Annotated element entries
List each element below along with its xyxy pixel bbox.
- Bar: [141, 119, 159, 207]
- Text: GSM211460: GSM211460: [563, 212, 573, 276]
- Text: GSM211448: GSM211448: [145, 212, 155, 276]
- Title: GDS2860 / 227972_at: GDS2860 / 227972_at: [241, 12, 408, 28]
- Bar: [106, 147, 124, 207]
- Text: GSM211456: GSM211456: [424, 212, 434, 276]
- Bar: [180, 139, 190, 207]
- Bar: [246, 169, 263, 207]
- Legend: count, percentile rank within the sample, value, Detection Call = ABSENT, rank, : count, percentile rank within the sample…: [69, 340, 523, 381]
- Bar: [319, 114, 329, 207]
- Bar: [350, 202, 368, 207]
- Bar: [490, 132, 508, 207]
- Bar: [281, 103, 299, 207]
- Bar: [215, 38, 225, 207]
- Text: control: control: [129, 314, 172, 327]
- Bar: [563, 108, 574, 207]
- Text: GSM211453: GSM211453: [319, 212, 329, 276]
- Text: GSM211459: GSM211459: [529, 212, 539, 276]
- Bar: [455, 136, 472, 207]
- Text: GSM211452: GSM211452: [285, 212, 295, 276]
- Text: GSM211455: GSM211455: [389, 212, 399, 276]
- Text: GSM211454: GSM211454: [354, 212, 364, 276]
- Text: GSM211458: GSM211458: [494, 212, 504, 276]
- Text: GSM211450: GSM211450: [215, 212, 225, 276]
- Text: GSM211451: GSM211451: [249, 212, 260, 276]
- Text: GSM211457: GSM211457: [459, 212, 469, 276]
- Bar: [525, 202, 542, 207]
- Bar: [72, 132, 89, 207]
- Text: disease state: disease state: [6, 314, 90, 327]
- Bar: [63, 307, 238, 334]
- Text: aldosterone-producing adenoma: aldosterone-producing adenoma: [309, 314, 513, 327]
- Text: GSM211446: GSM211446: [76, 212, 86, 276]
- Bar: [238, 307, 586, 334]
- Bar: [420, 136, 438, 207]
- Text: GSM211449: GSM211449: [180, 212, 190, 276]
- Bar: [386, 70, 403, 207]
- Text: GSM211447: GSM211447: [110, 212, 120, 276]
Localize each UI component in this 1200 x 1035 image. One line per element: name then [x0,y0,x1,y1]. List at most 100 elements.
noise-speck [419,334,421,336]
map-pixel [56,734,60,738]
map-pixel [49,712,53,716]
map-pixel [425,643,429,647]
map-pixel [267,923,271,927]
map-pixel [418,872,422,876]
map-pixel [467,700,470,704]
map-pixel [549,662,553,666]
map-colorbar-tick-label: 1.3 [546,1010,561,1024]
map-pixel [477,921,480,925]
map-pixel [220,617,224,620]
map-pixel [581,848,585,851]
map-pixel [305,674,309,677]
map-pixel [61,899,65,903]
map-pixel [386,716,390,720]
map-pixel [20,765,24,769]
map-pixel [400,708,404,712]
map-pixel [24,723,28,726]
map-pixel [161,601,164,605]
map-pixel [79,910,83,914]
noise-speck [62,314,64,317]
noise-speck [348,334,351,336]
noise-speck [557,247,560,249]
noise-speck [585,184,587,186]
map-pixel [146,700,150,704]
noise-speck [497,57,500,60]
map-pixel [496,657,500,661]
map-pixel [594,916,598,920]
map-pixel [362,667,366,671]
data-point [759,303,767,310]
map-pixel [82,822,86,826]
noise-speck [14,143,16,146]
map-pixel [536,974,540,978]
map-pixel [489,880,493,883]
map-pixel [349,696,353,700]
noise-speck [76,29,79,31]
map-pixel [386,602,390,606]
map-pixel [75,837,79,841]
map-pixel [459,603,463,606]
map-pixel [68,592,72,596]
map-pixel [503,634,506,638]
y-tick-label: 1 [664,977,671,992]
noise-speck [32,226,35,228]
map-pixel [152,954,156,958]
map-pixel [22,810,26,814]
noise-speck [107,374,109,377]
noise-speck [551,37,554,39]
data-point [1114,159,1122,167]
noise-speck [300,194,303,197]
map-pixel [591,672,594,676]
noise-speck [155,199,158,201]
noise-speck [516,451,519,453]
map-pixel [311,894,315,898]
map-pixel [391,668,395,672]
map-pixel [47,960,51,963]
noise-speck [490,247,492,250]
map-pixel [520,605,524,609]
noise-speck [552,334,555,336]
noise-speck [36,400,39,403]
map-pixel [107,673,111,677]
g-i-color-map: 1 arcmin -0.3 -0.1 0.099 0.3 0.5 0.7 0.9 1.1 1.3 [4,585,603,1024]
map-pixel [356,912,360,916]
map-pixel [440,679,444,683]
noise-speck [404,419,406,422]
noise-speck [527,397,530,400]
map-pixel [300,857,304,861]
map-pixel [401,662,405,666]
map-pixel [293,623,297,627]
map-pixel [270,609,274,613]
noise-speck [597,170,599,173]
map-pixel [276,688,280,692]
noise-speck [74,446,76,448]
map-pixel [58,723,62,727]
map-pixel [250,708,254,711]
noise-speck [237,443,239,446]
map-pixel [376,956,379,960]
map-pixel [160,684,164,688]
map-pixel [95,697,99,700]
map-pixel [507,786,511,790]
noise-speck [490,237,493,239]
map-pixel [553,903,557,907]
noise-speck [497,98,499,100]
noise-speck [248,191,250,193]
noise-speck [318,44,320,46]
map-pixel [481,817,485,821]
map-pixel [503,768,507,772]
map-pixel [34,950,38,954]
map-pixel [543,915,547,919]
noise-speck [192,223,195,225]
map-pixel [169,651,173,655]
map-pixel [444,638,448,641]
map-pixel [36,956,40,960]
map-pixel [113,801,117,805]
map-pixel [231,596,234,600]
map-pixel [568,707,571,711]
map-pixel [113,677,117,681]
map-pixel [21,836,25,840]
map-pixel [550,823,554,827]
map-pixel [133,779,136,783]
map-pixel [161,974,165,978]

PROBLEM TO SOLVE —
Copy every line of the records above word for word, changing nothing.

RESPONSE BELOW —
List each element below along with its xyxy pixel bbox.
- Bar: [141, 119, 159, 207]
- Text: GSM211460: GSM211460: [563, 212, 573, 276]
- Text: GSM211448: GSM211448: [145, 212, 155, 276]
- Title: GDS2860 / 227972_at: GDS2860 / 227972_at: [241, 12, 408, 28]
- Bar: [106, 147, 124, 207]
- Text: GSM211456: GSM211456: [424, 212, 434, 276]
- Bar: [180, 139, 190, 207]
- Bar: [246, 169, 263, 207]
- Legend: count, percentile rank within the sample, value, Detection Call = ABSENT, rank, : count, percentile rank within the sample…: [69, 340, 523, 381]
- Bar: [319, 114, 329, 207]
- Bar: [350, 202, 368, 207]
- Bar: [490, 132, 508, 207]
- Bar: [281, 103, 299, 207]
- Bar: [215, 38, 225, 207]
- Text: control: control: [129, 314, 172, 327]
- Bar: [563, 108, 574, 207]
- Text: GSM211453: GSM211453: [319, 212, 329, 276]
- Text: GSM211459: GSM211459: [529, 212, 539, 276]
- Bar: [455, 136, 472, 207]
- Text: GSM211452: GSM211452: [285, 212, 295, 276]
- Text: GSM211455: GSM211455: [389, 212, 399, 276]
- Text: GSM211454: GSM211454: [354, 212, 364, 276]
- Text: GSM211458: GSM211458: [494, 212, 504, 276]
- Text: GSM211450: GSM211450: [215, 212, 225, 276]
- Text: GSM211451: GSM211451: [249, 212, 260, 276]
- Text: GSM211457: GSM211457: [459, 212, 469, 276]
- Bar: [525, 202, 542, 207]
- Bar: [72, 132, 89, 207]
- Text: disease state: disease state: [6, 314, 90, 327]
- Bar: [63, 307, 238, 334]
- Text: aldosterone-producing adenoma: aldosterone-producing adenoma: [309, 314, 513, 327]
- Text: GSM211446: GSM211446: [76, 212, 86, 276]
- Bar: [238, 307, 586, 334]
- Bar: [420, 136, 438, 207]
- Text: GSM211449: GSM211449: [180, 212, 190, 276]
- Bar: [386, 70, 403, 207]
- Text: GSM211447: GSM211447: [110, 212, 120, 276]
Localize each UI component in this 1200 x 1035 image. One line per element: name then [x0,y0,x1,y1]. List at most 100 elements.
noise-speck [419,334,421,336]
map-pixel [56,734,60,738]
map-pixel [49,712,53,716]
map-pixel [425,643,429,647]
map-pixel [267,923,271,927]
map-pixel [418,872,422,876]
map-pixel [467,700,470,704]
map-pixel [549,662,553,666]
map-colorbar-tick-label: 1.3 [546,1010,561,1024]
map-pixel [477,921,480,925]
map-pixel [220,617,224,620]
map-pixel [581,848,585,851]
map-pixel [305,674,309,677]
map-pixel [61,899,65,903]
map-pixel [386,716,390,720]
map-pixel [20,765,24,769]
map-pixel [400,708,404,712]
map-pixel [24,723,28,726]
map-pixel [161,601,164,605]
map-pixel [79,910,83,914]
noise-speck [62,314,64,317]
noise-speck [348,334,351,336]
noise-speck [557,247,560,249]
noise-speck [585,184,587,186]
map-pixel [146,700,150,704]
noise-speck [497,57,500,60]
map-pixel [496,657,500,661]
map-pixel [594,916,598,920]
map-pixel [362,667,366,671]
data-point [759,303,767,310]
map-pixel [82,822,86,826]
noise-speck [14,143,16,146]
map-pixel [536,974,540,978]
map-pixel [489,880,493,883]
map-pixel [349,696,353,700]
noise-speck [76,29,79,31]
map-pixel [386,602,390,606]
map-pixel [75,837,79,841]
map-pixel [459,603,463,606]
map-pixel [68,592,72,596]
map-pixel [503,634,506,638]
y-tick-label: 1 [664,977,671,992]
noise-speck [32,226,35,228]
map-pixel [152,954,156,958]
map-pixel [22,810,26,814]
noise-speck [107,374,109,377]
noise-speck [551,37,554,39]
data-point [1114,159,1122,167]
noise-speck [300,194,303,197]
map-pixel [591,672,594,676]
noise-speck [155,199,158,201]
noise-speck [516,451,519,453]
map-pixel [311,894,315,898]
map-pixel [391,668,395,672]
map-pixel [47,960,51,963]
noise-speck [490,247,492,250]
map-pixel [520,605,524,609]
noise-speck [552,334,555,336]
noise-speck [36,400,39,403]
map-pixel [107,673,111,677]
g-i-color-map: 1 arcmin -0.3 -0.1 0.099 0.3 0.5 0.7 0.9 1.1 1.3 [4,585,603,1024]
map-pixel [356,912,360,916]
map-pixel [440,679,444,683]
noise-speck [404,419,406,422]
noise-speck [527,397,530,400]
map-pixel [300,857,304,861]
map-pixel [401,662,405,666]
map-pixel [293,623,297,627]
map-pixel [270,609,274,613]
noise-speck [597,170,599,173]
map-pixel [276,688,280,692]
noise-speck [74,446,76,448]
map-pixel [58,723,62,727]
map-pixel [250,708,254,711]
noise-speck [237,443,239,446]
map-pixel [376,956,379,960]
map-pixel [160,684,164,688]
map-pixel [95,697,99,700]
map-pixel [507,786,511,790]
noise-speck [490,237,493,239]
map-pixel [553,903,557,907]
noise-speck [497,98,499,100]
noise-speck [248,191,250,193]
noise-speck [318,44,320,46]
map-pixel [481,817,485,821]
map-pixel [503,768,507,772]
map-pixel [34,950,38,954]
map-pixel [543,915,547,919]
noise-speck [192,223,195,225]
map-pixel [169,651,173,655]
map-pixel [444,638,448,641]
map-pixel [36,956,40,960]
map-pixel [113,801,117,805]
map-pixel [231,596,234,600]
map-pixel [568,707,571,711]
map-pixel [113,677,117,681]
map-pixel [21,836,25,840]
map-pixel [550,823,554,827]
map-pixel [133,779,136,783]
map-pixel [161,974,165,978]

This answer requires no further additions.